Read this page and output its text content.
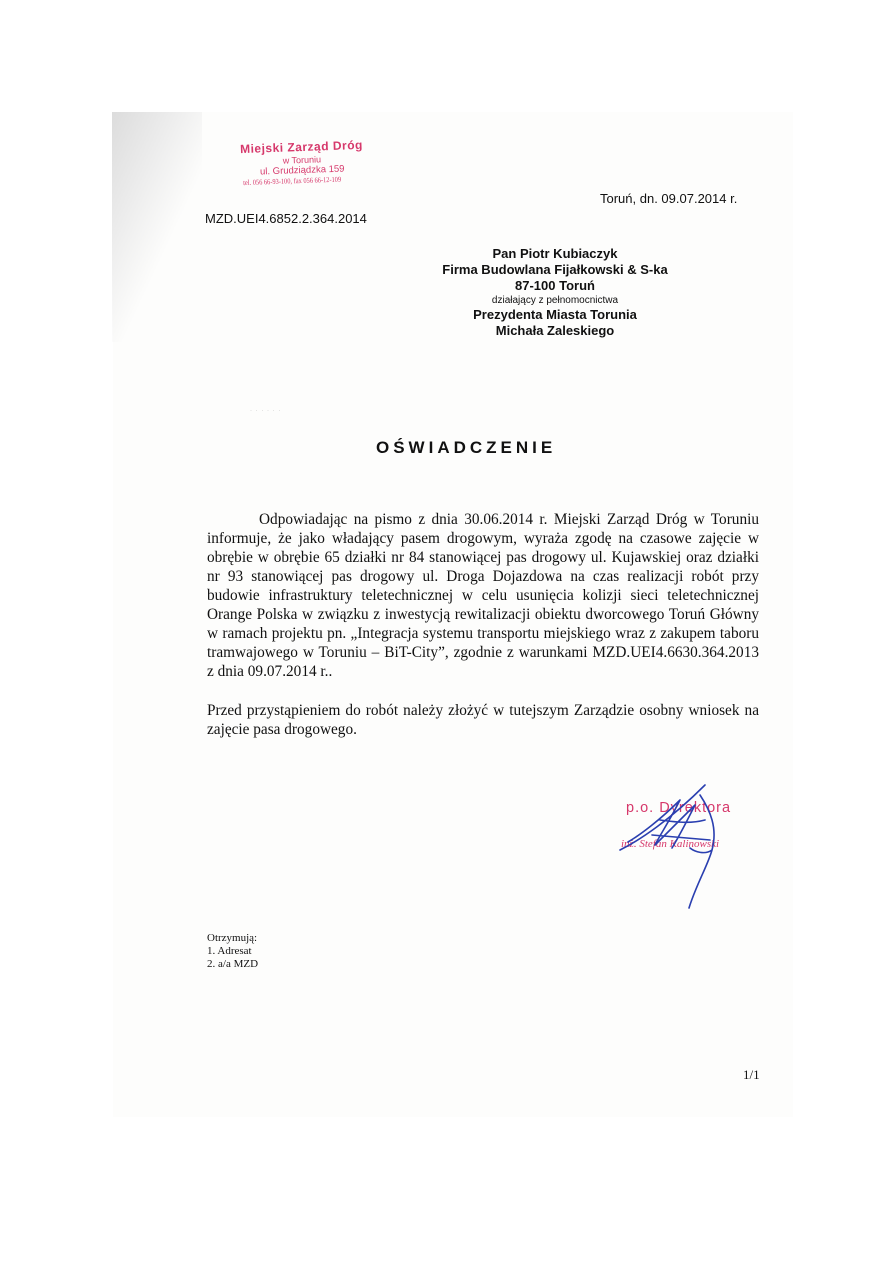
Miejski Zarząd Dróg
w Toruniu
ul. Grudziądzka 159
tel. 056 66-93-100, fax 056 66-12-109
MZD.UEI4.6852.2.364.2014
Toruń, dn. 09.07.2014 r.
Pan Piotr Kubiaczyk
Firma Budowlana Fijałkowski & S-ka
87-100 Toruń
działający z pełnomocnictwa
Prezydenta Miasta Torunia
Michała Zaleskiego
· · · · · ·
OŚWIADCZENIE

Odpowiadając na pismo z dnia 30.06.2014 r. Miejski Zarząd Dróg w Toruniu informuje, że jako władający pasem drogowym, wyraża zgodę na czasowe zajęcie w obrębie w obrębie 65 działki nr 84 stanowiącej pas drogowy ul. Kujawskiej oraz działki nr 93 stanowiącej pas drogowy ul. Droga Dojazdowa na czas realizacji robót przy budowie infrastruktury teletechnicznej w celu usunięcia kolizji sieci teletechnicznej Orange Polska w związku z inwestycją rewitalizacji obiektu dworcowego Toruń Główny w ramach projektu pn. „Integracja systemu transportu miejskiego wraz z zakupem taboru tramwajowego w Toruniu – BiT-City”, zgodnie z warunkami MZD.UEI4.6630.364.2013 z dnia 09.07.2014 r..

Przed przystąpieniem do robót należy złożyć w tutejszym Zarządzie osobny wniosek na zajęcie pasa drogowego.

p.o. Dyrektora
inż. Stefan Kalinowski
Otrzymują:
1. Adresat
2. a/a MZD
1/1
◇ ◇ ◇
Instruction:
Reproduce all of the data exactly; the pictures do not belong in the copy.

Result:
Read this page and output its text content.
Miejski Zarząd Dróg
w Toruniu
ul. Grudziądzka 159
tel. 056 66-93-100, fax 056 66-12-109
MZD.UEI4.6852.2.364.2014
Toruń, dn. 09.07.2014 r.
Pan Piotr Kubiaczyk
Firma Budowlana Fijałkowski & S-ka
87-100 Toruń
działający z pełnomocnictwa
Prezydenta Miasta Torunia
Michała Zaleskiego
· · · · · ·
OŚWIADCZENIE

Odpowiadając na pismo z dnia 30.06.2014 r. Miejski Zarząd Dróg w Toruniu informuje, że jako władający pasem drogowym, wyraża zgodę na czasowe zajęcie w obrębie w obrębie 65 działki nr 84 stanowiącej pas drogowy ul. Kujawskiej oraz działki nr 93 stanowiącej pas drogowy ul. Droga Dojazdowa na czas realizacji robót przy budowie infrastruktury teletechnicznej w celu usunięcia kolizji sieci teletechnicznej Orange Polska w związku z inwestycją rewitalizacji obiektu dworcowego Toruń Główny w ramach projektu pn. „Integracja systemu transportu miejskiego wraz z zakupem taboru tramwajowego w Toruniu – BiT-City”, zgodnie z warunkami MZD.UEI4.6630.364.2013 z dnia 09.07.2014 r..

Przed przystąpieniem do robót należy złożyć w tutejszym Zarządzie osobny wniosek na zajęcie pasa drogowego.

p.o. Dyrektora
inż. Stefan Kalinowski
Otrzymują:
1. Adresat
2. a/a MZD
1/1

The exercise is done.